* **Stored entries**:
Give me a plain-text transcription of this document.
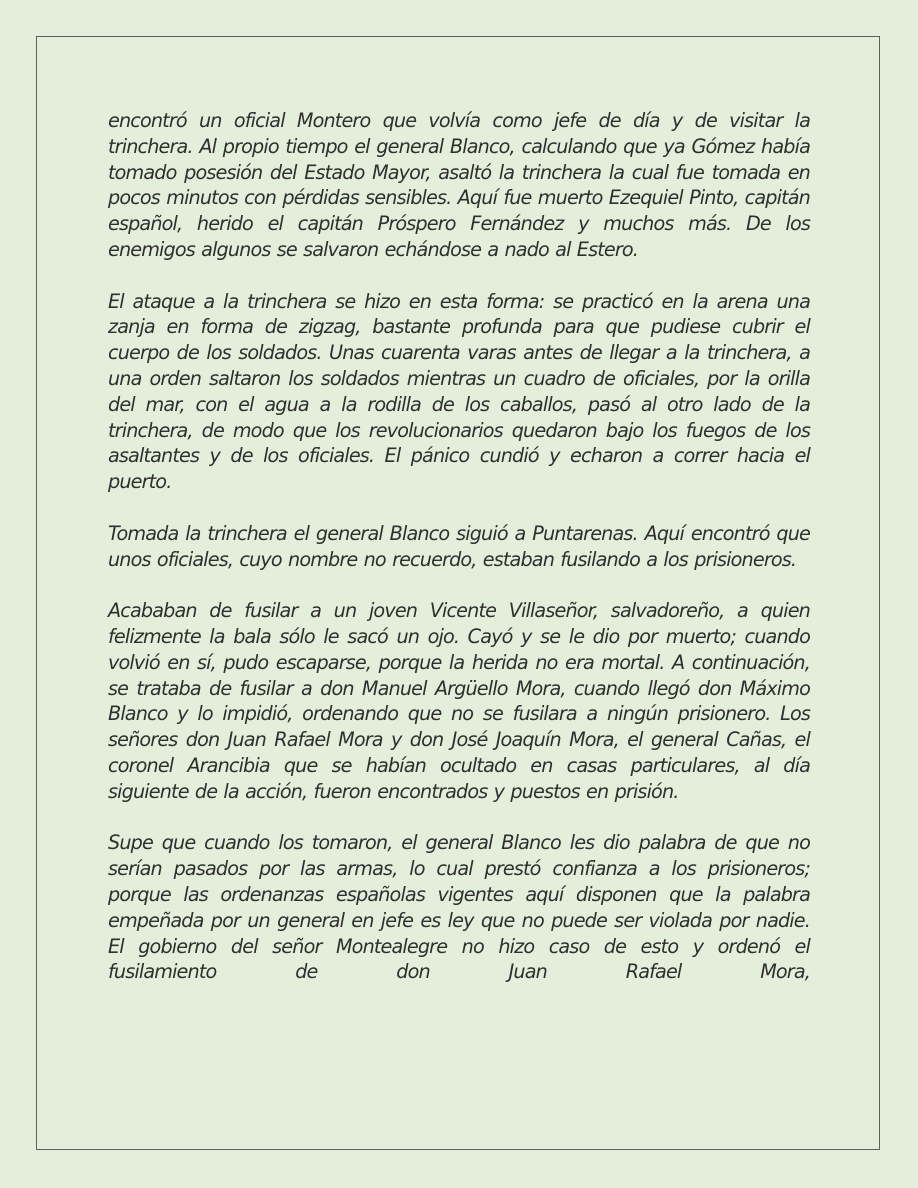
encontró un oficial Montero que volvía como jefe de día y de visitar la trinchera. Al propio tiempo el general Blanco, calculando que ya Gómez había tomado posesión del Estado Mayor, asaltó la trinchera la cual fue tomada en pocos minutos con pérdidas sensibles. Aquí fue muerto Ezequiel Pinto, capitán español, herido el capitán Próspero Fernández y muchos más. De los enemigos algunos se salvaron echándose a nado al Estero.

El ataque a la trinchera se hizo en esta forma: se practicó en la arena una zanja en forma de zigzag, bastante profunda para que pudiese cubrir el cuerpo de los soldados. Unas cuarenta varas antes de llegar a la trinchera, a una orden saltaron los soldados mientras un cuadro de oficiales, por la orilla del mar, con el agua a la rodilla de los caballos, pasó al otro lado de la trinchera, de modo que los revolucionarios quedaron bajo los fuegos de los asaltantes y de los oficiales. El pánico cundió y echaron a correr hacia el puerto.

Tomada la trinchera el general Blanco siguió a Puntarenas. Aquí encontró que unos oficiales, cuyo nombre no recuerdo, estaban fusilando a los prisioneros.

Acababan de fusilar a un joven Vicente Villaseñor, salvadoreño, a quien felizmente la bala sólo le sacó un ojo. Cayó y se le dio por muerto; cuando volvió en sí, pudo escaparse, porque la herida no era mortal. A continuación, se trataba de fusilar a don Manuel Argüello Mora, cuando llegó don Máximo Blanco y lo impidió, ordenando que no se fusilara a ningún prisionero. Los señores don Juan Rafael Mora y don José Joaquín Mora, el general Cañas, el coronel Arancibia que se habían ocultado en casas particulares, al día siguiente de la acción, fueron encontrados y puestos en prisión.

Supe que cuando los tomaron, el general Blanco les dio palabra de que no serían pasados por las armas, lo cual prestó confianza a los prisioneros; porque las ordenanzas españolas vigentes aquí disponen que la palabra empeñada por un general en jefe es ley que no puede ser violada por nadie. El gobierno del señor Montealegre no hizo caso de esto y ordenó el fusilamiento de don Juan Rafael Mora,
* * *
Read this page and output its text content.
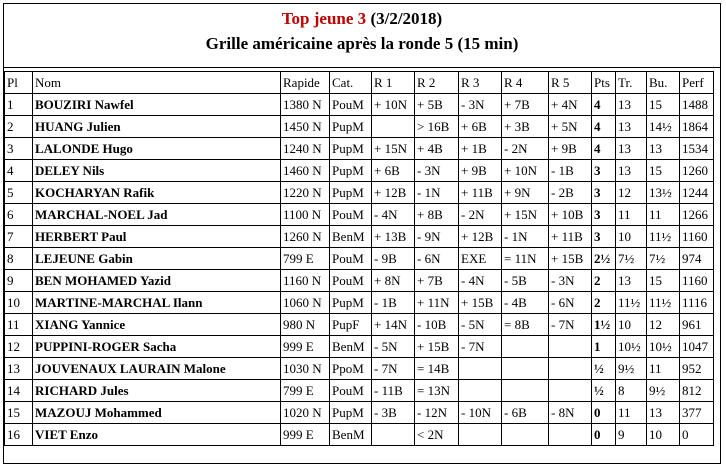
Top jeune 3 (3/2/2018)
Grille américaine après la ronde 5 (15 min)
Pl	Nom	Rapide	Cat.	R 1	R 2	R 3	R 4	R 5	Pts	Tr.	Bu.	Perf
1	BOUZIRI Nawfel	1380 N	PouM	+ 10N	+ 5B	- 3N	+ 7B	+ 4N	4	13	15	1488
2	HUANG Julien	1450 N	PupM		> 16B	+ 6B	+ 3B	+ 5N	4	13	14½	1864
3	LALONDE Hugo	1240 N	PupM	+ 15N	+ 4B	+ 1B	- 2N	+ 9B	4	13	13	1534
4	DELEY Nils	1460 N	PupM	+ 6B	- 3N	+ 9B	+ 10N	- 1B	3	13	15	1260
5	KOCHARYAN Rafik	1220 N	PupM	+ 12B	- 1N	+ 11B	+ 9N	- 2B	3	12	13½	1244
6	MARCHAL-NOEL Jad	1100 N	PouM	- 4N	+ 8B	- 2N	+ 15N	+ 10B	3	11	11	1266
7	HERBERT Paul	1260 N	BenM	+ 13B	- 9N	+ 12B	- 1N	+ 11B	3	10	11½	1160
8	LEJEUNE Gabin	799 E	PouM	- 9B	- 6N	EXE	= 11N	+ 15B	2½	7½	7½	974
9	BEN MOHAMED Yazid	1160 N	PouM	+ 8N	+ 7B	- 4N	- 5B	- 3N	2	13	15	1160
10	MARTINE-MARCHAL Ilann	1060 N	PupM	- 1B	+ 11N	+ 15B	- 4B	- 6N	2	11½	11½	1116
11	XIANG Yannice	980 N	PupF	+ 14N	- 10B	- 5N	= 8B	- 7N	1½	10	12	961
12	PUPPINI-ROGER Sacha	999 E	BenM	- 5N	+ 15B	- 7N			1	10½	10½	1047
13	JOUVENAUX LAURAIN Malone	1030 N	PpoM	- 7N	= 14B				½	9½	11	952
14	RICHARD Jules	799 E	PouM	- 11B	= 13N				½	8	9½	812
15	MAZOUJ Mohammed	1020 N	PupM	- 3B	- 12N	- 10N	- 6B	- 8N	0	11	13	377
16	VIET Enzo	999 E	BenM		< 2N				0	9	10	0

* **Instructions for the task**:
Show all lines above holding "text".

* **Reply to the task**:
Give me a plain-text transcription of this document.
Read this page and output its text content.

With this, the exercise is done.